* SHORT TASK
Copy every line in the records below that contains the word "Swell".

========================================

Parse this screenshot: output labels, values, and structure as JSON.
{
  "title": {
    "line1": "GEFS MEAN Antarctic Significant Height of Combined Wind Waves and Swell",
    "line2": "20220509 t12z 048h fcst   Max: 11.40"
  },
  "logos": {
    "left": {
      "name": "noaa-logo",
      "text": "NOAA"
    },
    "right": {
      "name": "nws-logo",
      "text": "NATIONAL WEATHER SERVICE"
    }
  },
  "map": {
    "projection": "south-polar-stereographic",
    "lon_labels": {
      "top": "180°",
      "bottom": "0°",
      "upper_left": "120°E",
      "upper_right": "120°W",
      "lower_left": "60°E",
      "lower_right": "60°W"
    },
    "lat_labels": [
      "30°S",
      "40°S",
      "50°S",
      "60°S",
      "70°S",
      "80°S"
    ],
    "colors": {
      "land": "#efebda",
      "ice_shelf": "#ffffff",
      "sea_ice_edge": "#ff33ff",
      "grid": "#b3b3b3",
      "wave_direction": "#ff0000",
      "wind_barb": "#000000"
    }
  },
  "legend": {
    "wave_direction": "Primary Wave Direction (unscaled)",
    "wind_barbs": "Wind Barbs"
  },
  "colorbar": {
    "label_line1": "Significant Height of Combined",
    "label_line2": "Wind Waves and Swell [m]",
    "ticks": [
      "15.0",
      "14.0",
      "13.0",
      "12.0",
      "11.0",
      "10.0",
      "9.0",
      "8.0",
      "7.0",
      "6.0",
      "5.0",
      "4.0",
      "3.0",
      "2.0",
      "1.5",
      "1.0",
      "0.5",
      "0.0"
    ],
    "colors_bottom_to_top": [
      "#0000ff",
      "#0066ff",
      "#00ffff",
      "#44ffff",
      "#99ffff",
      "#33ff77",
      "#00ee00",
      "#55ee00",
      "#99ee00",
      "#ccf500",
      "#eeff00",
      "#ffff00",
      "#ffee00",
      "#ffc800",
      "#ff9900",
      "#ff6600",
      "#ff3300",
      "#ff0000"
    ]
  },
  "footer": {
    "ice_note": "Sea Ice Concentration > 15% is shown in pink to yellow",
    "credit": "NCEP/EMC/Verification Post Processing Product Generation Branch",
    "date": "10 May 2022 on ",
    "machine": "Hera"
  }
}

========================================

* FINAL RESULT
    "line1": "GEFS MEAN Antarctic Significant Height of Combined Wind Waves and Swell",
    "label_line2": "Wind Waves and Swell [m]",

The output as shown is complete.